▶ PROBLEM DETAILS
Every record must be written out once more, with nothing added or omitted.

────────────────

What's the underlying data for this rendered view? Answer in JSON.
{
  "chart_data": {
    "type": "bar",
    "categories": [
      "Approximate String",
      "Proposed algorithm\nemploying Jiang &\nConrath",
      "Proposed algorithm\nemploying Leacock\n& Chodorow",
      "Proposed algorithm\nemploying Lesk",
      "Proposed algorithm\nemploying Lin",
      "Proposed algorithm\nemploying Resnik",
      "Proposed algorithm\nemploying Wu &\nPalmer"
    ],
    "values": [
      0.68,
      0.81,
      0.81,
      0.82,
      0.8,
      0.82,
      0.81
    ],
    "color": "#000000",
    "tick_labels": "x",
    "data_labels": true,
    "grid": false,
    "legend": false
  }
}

────────────────

▶ PROBLEM SOLUTION
What's the underlying data for this rendered view? Answer in JSON.
{
  "chart_data": {
    "type": "bar",
    "categories": [
      "Approximate String",
      "Proposed algorithm\nemploying Jiang &\nConrath",
      "Proposed algorithm\nemploying Leacock\n& Chodorow",
      "Proposed algorithm\nemploying Lesk",
      "Proposed algorithm\nemploying Lin",
      "Proposed algorithm\nemploying Resnik",
      "Proposed algorithm\nemploying Wu &\nPalmer"
    ],
    "values": [
      0.68,
      0.81,
      0.81,
      0.82,
      0.8,
      0.82,
      0.81
    ],
    "color": "#000000",
    "tick_labels": "x",
    "data_labels": true,
    "grid": false,
    "legend": false
  }
}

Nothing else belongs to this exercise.